Records contained in a dataset
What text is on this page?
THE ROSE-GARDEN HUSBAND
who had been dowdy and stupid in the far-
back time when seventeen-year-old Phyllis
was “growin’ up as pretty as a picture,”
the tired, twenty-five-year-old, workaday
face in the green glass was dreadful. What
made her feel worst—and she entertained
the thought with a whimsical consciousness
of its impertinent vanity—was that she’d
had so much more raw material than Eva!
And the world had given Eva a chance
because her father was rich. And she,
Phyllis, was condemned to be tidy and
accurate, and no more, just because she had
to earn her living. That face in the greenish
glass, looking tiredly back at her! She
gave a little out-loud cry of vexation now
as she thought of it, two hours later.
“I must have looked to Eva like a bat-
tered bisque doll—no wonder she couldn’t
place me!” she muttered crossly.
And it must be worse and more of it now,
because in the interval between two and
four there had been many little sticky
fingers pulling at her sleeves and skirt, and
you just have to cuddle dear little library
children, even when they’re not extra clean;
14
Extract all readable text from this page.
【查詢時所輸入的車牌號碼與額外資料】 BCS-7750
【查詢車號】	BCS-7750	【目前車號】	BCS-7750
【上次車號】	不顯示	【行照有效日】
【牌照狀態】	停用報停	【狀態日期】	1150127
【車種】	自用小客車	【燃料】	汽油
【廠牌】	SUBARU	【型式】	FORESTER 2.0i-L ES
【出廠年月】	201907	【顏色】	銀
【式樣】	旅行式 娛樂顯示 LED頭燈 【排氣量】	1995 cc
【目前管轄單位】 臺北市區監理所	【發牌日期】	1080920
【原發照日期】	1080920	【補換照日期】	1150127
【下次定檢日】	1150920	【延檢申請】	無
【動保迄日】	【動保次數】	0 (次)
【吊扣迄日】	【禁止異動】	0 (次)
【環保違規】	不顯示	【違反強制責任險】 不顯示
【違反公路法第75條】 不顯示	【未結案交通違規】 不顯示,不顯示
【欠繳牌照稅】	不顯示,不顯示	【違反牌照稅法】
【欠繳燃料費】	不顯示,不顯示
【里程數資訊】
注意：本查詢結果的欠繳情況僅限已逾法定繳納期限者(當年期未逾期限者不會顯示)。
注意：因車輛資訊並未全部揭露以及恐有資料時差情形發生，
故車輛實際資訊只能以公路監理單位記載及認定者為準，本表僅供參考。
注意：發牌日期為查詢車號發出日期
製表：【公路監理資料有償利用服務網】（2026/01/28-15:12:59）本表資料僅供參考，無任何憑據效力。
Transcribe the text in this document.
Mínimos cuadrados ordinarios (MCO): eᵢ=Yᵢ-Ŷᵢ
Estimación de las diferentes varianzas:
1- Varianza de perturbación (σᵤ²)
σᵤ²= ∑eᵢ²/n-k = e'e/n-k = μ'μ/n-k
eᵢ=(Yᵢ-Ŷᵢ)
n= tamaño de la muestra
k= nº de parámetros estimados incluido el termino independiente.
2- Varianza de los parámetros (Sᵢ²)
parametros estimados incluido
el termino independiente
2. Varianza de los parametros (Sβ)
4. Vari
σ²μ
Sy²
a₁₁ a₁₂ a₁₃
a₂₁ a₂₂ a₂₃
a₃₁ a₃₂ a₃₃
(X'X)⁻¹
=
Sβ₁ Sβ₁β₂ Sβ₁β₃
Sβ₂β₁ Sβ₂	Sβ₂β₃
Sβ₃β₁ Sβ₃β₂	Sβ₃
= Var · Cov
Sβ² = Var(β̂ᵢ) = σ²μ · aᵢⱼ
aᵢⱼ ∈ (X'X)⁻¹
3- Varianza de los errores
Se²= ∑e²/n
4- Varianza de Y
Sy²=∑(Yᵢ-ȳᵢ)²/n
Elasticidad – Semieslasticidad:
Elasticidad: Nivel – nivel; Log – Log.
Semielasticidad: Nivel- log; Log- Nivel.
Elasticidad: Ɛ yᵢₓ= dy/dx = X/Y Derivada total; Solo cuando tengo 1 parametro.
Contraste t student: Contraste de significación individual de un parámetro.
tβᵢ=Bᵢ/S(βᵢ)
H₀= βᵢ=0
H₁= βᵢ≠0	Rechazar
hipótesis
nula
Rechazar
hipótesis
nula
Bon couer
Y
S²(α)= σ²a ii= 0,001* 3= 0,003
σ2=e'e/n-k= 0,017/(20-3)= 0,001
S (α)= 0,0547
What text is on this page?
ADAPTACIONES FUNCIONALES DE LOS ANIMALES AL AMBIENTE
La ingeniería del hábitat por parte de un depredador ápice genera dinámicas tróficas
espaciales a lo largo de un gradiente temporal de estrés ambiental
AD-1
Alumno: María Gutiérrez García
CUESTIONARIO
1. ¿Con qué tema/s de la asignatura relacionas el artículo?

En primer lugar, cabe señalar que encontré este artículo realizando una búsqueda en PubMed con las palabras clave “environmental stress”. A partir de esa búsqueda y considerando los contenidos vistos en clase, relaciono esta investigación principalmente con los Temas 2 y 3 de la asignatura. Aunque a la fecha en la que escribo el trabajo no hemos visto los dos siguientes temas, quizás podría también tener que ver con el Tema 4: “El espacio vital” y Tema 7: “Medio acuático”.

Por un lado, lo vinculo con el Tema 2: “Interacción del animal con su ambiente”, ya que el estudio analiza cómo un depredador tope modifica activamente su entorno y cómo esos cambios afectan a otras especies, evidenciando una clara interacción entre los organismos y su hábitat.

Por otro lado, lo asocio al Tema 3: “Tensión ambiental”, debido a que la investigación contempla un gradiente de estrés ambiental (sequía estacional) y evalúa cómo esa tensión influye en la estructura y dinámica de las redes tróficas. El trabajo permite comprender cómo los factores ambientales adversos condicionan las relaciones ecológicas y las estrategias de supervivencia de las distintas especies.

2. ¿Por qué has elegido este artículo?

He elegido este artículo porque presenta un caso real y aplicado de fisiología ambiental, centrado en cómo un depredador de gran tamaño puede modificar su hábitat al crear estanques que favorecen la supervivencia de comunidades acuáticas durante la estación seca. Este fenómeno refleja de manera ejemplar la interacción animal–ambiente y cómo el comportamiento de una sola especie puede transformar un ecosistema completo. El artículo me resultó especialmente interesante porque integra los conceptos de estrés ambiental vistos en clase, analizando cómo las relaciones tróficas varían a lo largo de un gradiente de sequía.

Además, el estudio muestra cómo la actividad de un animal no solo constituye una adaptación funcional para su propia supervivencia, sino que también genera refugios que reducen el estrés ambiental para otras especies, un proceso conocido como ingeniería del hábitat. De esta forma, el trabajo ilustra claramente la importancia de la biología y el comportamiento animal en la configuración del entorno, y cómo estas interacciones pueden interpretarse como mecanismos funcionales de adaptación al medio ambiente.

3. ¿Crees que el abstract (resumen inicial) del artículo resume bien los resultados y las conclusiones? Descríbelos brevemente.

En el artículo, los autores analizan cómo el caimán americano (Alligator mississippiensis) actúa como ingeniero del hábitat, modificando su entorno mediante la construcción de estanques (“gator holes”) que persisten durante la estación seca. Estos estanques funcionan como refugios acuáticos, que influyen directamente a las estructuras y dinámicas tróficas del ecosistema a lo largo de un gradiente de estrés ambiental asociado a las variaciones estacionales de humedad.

- Task objective -
Copy out all lines from the material above that contain the string "independiente".

- Answer to this exercise -
k= nº de parámetros estimados incluido el termino independiente.
el termino independiente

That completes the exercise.